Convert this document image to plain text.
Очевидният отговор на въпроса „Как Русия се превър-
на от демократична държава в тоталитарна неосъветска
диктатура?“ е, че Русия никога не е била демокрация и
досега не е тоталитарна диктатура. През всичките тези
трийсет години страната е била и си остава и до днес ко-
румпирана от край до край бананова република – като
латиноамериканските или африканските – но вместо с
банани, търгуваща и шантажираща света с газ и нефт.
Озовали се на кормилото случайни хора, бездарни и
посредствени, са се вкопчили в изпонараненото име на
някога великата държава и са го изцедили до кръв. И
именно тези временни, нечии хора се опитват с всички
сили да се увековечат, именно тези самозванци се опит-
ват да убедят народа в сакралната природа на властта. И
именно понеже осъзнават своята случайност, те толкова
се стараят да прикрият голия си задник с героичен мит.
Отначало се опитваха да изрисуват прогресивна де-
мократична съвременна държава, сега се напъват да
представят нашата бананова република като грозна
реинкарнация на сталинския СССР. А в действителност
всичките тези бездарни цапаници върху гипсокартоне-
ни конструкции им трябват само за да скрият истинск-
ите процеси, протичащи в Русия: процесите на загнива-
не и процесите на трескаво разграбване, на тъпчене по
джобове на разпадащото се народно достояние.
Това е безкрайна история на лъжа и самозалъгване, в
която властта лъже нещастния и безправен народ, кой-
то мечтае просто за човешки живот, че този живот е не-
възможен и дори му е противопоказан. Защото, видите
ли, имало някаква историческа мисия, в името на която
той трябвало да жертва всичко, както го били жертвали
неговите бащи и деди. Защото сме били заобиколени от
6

————————

#### [EXERCISE TASK]
The records above should be restated word for word, please.

#### [TASK OUTPUT]
Convert this document image to plain text.
Очевидният отговор на въпроса „Как Русия се превър-
на от демократична държава в тоталитарна неосъветска
диктатура?“ е, че Русия никога не е била демокрация и
досега не е тоталитарна диктатура. През всичките тези
трийсет години страната е била и си остава и до днес ко-
румпирана от край до край бананова република – като
латиноамериканските или африканските – но вместо с
банани, търгуваща и шантажираща света с газ и нефт.
Озовали се на кормилото случайни хора, бездарни и
посредствени, са се вкопчили в изпонараненото име на
някога великата държава и са го изцедили до кръв. И
именно тези временни, нечии хора се опитват с всички
сили да се увековечат, именно тези самозванци се опит-
ват да убедят народа в сакралната природа на властта. И
именно понеже осъзнават своята случайност, те толкова
се стараят да прикрият голия си задник с героичен мит.
Отначало се опитваха да изрисуват прогресивна де-
мократична съвременна държава, сега се напъват да
представят нашата бананова република като грозна
реинкарнация на сталинския СССР. А в действителност
всичките тези бездарни цапаници върху гипсокартоне-
ни конструкции им трябват само за да скрият истинск-
ите процеси, протичащи в Русия: процесите на загнива-
не и процесите на трескаво разграбване, на тъпчене по
джобове на разпадащото се народно достояние.
Това е безкрайна история на лъжа и самозалъгване, в
която властта лъже нещастния и безправен народ, кой-
то мечтае просто за човешки живот, че този живот е не-
възможен и дори му е противопоказан. Защото, видите
ли, имало някаква историческа мисия, в името на която
той трябвало да жертва всичко, както го били жертвали
неговите бащи и деди. Защото сме били заобиколени от
6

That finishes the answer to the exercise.